(Problem) Filter out everything except lines holding "INDIVIDUALMENTE".
########################################
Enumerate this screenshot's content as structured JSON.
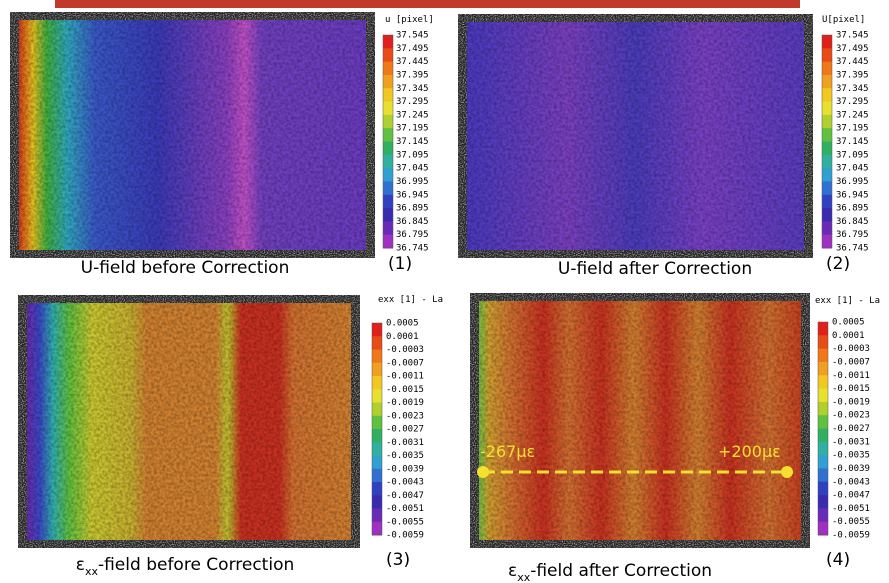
{
  "panels": [
    {
      "colorbar_title": "u [pixel]",
      "ticks": [
        "37.545",
        "37.495",
        "37.445",
        "37.395",
        "37.345",
        "37.295",
        "37.245",
        "37.195",
        "37.145",
        "37.095",
        "37.045",
        "36.995",
        "36.945",
        "36.895",
        "36.845",
        "36.795",
        "36.745"
      ],
      "caption": "U-field before Correction",
      "number": "(1)"
    },
    {
      "colorbar_title": "U[pixel]",
      "ticks": [
        "37.545",
        "37.495",
        "37.445",
        "37.395",
        "37.345",
        "37.295",
        "37.245",
        "37.195",
        "37.145",
        "37.095",
        "37.045",
        "36.995",
        "36.945",
        "36.895",
        "36.845",
        "36.795",
        "36.745"
      ],
      "caption": "U-field after Correction",
      "number": "(2)"
    },
    {
      "colorbar_title": "exx [1] - La",
      "ticks": [
        "0.0005",
        "0.0001",
        "-0.0003",
        "-0.0007",
        "-0.0011",
        "-0.0015",
        "-0.0019",
        "-0.0023",
        "-0.0027",
        "-0.0031",
        "-0.0035",
        "-0.0039",
        "-0.0043",
        "-0.0047",
        "-0.0051",
        "-0.0055",
        "-0.0059"
      ],
      "caption_symbol": "ε",
      "caption_subscript": "xx",
      "caption": "-field before Correction",
      "number": "(3)"
    },
    {
      "colorbar_title": "exx [1] - La",
      "ticks": [
        "0.0005",
        "0.0001",
        "-0.0003",
        "-0.0007",
        "-0.0011",
        "-0.0015",
        "-0.0019",
        "-0.0023",
        "-0.0027",
        "-0.0031",
        "-0.0035",
        "-0.0039",
        "-0.0043",
        "-0.0047",
        "-0.0051",
        "-0.0055",
        "-0.0059"
      ],
      "caption_symbol": "ε",
      "caption_subscript": "xx",
      "caption": "-field after Correction",
      "number": "(4)"
    }
  ],
  "annotations": {
    "left": "-267με",
    "right": "+200με"
  }
}
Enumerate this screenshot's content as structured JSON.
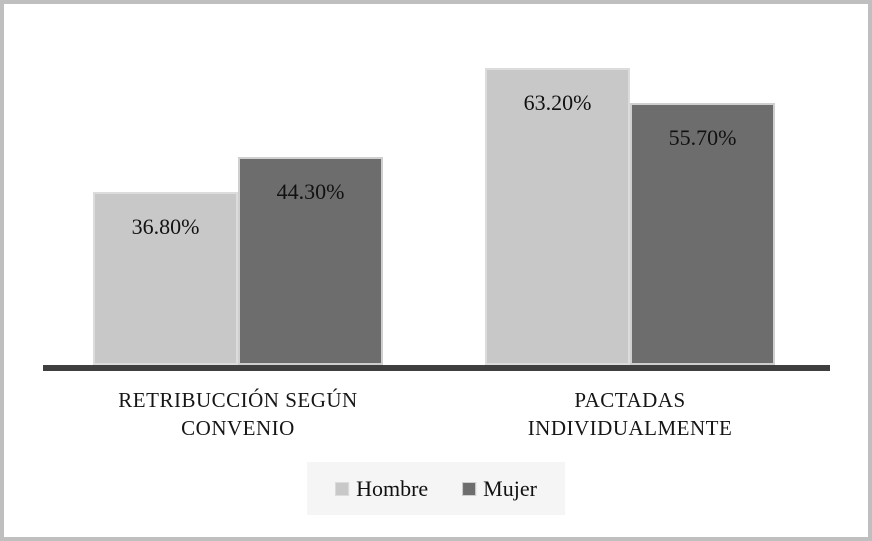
{
  "figure": {
    "description": "Grouped bar chart comparing pay-setting type by gender"
  },
  "chart_data": {
    "type": "bar",
    "title": "",
    "xlabel": "",
    "ylabel": "",
    "ylim": [
      0,
      70
    ],
    "grid": false,
    "legend_position": "bottom",
    "categories": [
      "RETRIBUCCIÓN SEGÚN CONVENIO",
      "PACTADAS INDIVIDUALMENTE"
    ],
    "category_lines": [
      [
        "RETRIBUCCIÓN SEGÚN",
        "CONVENIO"
      ],
      [
        "PACTADAS",
        "INDIVIDUALMENTE"
      ]
    ],
    "series": [
      {
        "name": "Hombre",
        "values": [
          36.8,
          63.2
        ],
        "labels": [
          "36.80%",
          "63.20%"
        ],
        "color": "#c8c8c8",
        "border_color": "#dcdcdc"
      },
      {
        "name": "Mujer",
        "values": [
          44.3,
          55.7
        ],
        "labels": [
          "44.30%",
          "55.70%"
        ],
        "color": "#6d6d6d",
        "border_color": "#cfcfcf"
      }
    ]
  },
  "colors": {
    "axis_line": "#3f3f3f",
    "frame_border": "#bfbfbf",
    "legend_background": "#f5f5f5",
    "text": "#111111",
    "background": "#ffffff"
  }
}
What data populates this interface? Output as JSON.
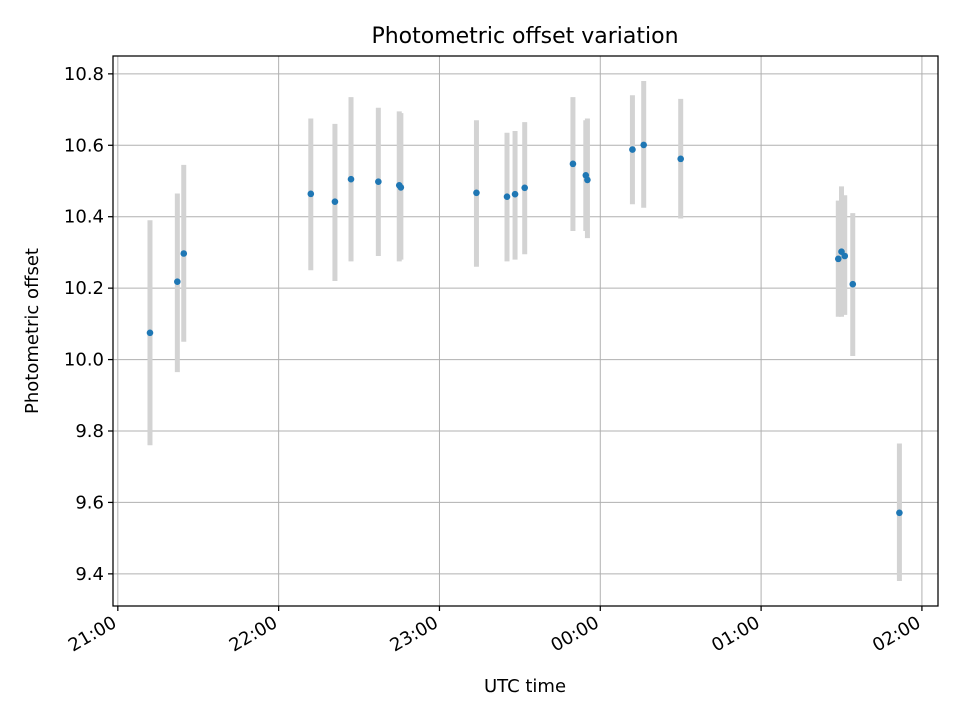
{
  "chart_data": {
    "type": "scatter",
    "title": "Photometric offset variation",
    "xlabel": "UTC time",
    "ylabel": "Photometric offset",
    "grid": true,
    "x_unit": "UTC time (hours from 21:00)",
    "xlim": [
      -0.03,
      5.1
    ],
    "ylim": [
      9.31,
      10.85
    ],
    "x_ticks": [
      {
        "value": 0,
        "label": "21:00"
      },
      {
        "value": 1,
        "label": "22:00"
      },
      {
        "value": 2,
        "label": "23:00"
      },
      {
        "value": 3,
        "label": "00:00"
      },
      {
        "value": 4,
        "label": "01:00"
      },
      {
        "value": 5,
        "label": "02:00"
      }
    ],
    "y_ticks": [
      9.4,
      9.6,
      9.8,
      10.0,
      10.2,
      10.4,
      10.6,
      10.8
    ],
    "point_color": "#1f77b4",
    "errorbar_color": "#d3d3d3",
    "points": [
      {
        "x": 0.2,
        "y": 10.075,
        "lo": 9.76,
        "hi": 10.39
      },
      {
        "x": 0.37,
        "y": 10.218,
        "lo": 9.965,
        "hi": 10.465
      },
      {
        "x": 0.41,
        "y": 10.297,
        "lo": 10.05,
        "hi": 10.545
      },
      {
        "x": 1.2,
        "y": 10.464,
        "lo": 10.25,
        "hi": 10.675
      },
      {
        "x": 1.35,
        "y": 10.442,
        "lo": 10.22,
        "hi": 10.66
      },
      {
        "x": 1.45,
        "y": 10.505,
        "lo": 10.275,
        "hi": 10.735
      },
      {
        "x": 1.62,
        "y": 10.498,
        "lo": 10.29,
        "hi": 10.705
      },
      {
        "x": 1.75,
        "y": 10.488,
        "lo": 10.275,
        "hi": 10.695
      },
      {
        "x": 1.76,
        "y": 10.482,
        "lo": 10.28,
        "hi": 10.69
      },
      {
        "x": 2.23,
        "y": 10.467,
        "lo": 10.26,
        "hi": 10.67
      },
      {
        "x": 2.42,
        "y": 10.456,
        "lo": 10.275,
        "hi": 10.635
      },
      {
        "x": 2.47,
        "y": 10.463,
        "lo": 10.28,
        "hi": 10.64
      },
      {
        "x": 2.53,
        "y": 10.481,
        "lo": 10.295,
        "hi": 10.665
      },
      {
        "x": 2.83,
        "y": 10.548,
        "lo": 10.36,
        "hi": 10.735
      },
      {
        "x": 2.91,
        "y": 10.516,
        "lo": 10.36,
        "hi": 10.67
      },
      {
        "x": 2.92,
        "y": 10.503,
        "lo": 10.34,
        "hi": 10.675
      },
      {
        "x": 3.2,
        "y": 10.588,
        "lo": 10.435,
        "hi": 10.74
      },
      {
        "x": 3.27,
        "y": 10.601,
        "lo": 10.425,
        "hi": 10.78
      },
      {
        "x": 3.5,
        "y": 10.562,
        "lo": 10.395,
        "hi": 10.73
      },
      {
        "x": 4.48,
        "y": 10.282,
        "lo": 10.12,
        "hi": 10.445
      },
      {
        "x": 4.5,
        "y": 10.302,
        "lo": 10.12,
        "hi": 10.485
      },
      {
        "x": 4.52,
        "y": 10.29,
        "lo": 10.125,
        "hi": 10.46
      },
      {
        "x": 4.57,
        "y": 10.211,
        "lo": 10.01,
        "hi": 10.41
      },
      {
        "x": 4.86,
        "y": 9.571,
        "lo": 9.38,
        "hi": 9.765
      }
    ]
  }
}
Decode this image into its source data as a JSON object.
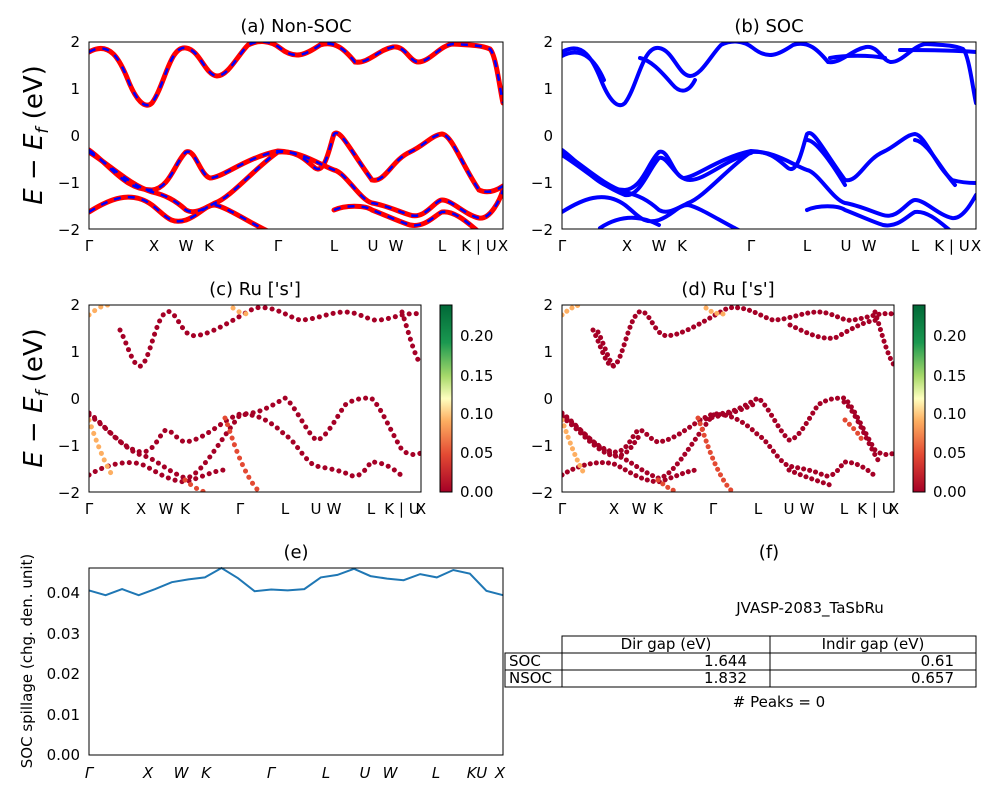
{
  "chart_data": [
    {
      "panel": "a",
      "type": "line",
      "title": "(a) Non-SOC",
      "ylabel": "E - E_f (eV)",
      "ylim": [
        -2,
        2
      ],
      "yticks": [
        "2",
        "1",
        "0",
        "−1",
        "−2"
      ],
      "kpath_labels": [
        "Γ",
        "X",
        "W",
        "K",
        "Γ",
        "L",
        "U",
        "W",
        "L",
        "K | U",
        "X"
      ],
      "series": [
        {
          "color": "#ff0000",
          "style": "solid thick"
        },
        {
          "color": "#0000ff",
          "style": "dashed"
        }
      ]
    },
    {
      "panel": "b",
      "type": "line",
      "title": "(b) SOC",
      "ylim": [
        -2,
        2
      ],
      "yticks": [
        "2",
        "1",
        "0",
        "−1",
        "−2"
      ],
      "kpath_labels": [
        "Γ",
        "X",
        "W",
        "K",
        "Γ",
        "L",
        "U",
        "W",
        "L",
        "K | U",
        "X"
      ],
      "series": [
        {
          "color": "#0000ff",
          "style": "solid thick"
        }
      ]
    },
    {
      "panel": "c",
      "type": "scatter",
      "title": "(c)  Ru ['s']",
      "ylabel": "E - E_f (eV)",
      "ylim": [
        -2,
        2
      ],
      "yticks": [
        "2",
        "1",
        "0",
        "−1",
        "−2"
      ],
      "kpath_labels": [
        "Γ",
        "X",
        "W",
        "K",
        "Γ",
        "L",
        "U",
        "W",
        "L",
        "K | U",
        "X"
      ],
      "colorbar": {
        "ticks": [
          "0.20",
          "0.15",
          "0.10",
          "0.05",
          "0.00"
        ],
        "range": [
          0,
          0.235
        ],
        "colormap": "RdYlGn"
      }
    },
    {
      "panel": "d",
      "type": "scatter",
      "title": "(d) Ru ['s']",
      "ylim": [
        -2,
        2
      ],
      "yticks": [
        "2",
        "1",
        "0",
        "−1",
        "−2"
      ],
      "kpath_labels": [
        "Γ",
        "X",
        "W",
        "K",
        "Γ",
        "L",
        "U",
        "W",
        "L",
        "K | U",
        "X"
      ],
      "colorbar": {
        "ticks": [
          "0.20",
          "0.15",
          "0.10",
          "0.05",
          "0.00"
        ],
        "range": [
          0,
          0.235
        ],
        "colormap": "RdYlGn"
      }
    },
    {
      "panel": "e",
      "type": "line",
      "title": "(e)",
      "ylabel": "SOC spillage (chg. den. unit)",
      "ylim": [
        0,
        0.046
      ],
      "yticks": [
        "0.04",
        "0.03",
        "0.02",
        "0.01",
        "0.00"
      ],
      "kpath_labels": [
        "Γ",
        "X",
        "W",
        "K",
        "Γ",
        "L",
        "U",
        "W",
        "L",
        "KU",
        "X"
      ],
      "series": [
        {
          "color": "#1f77b4",
          "y": [
            0.0405,
            0.0393,
            0.0408,
            0.0393,
            0.0408,
            0.0425,
            0.0432,
            0.0437,
            0.046,
            0.0435,
            0.0403,
            0.0407,
            0.0405,
            0.0408,
            0.0437,
            0.0443,
            0.0458,
            0.044,
            0.0434,
            0.043,
            0.0445,
            0.0437,
            0.0455,
            0.0446,
            0.0404,
            0.0393
          ]
        }
      ]
    },
    {
      "panel": "f",
      "type": "table",
      "title": "(f)",
      "caption": "JVASP-2083_TaSbRu",
      "columns": [
        "Dir gap (eV)",
        "Indir gap (eV)"
      ],
      "rows": [
        {
          "label": "SOC",
          "values": [
            "1.644",
            "0.61"
          ]
        },
        {
          "label": "NSOC",
          "values": [
            "1.832",
            "0.657"
          ]
        }
      ],
      "note": "# Peaks = 0"
    }
  ]
}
########################################
(Solution)
      "PACTADAS INDIVIDUALMENTE"
        "INDIVIDUALMENTE"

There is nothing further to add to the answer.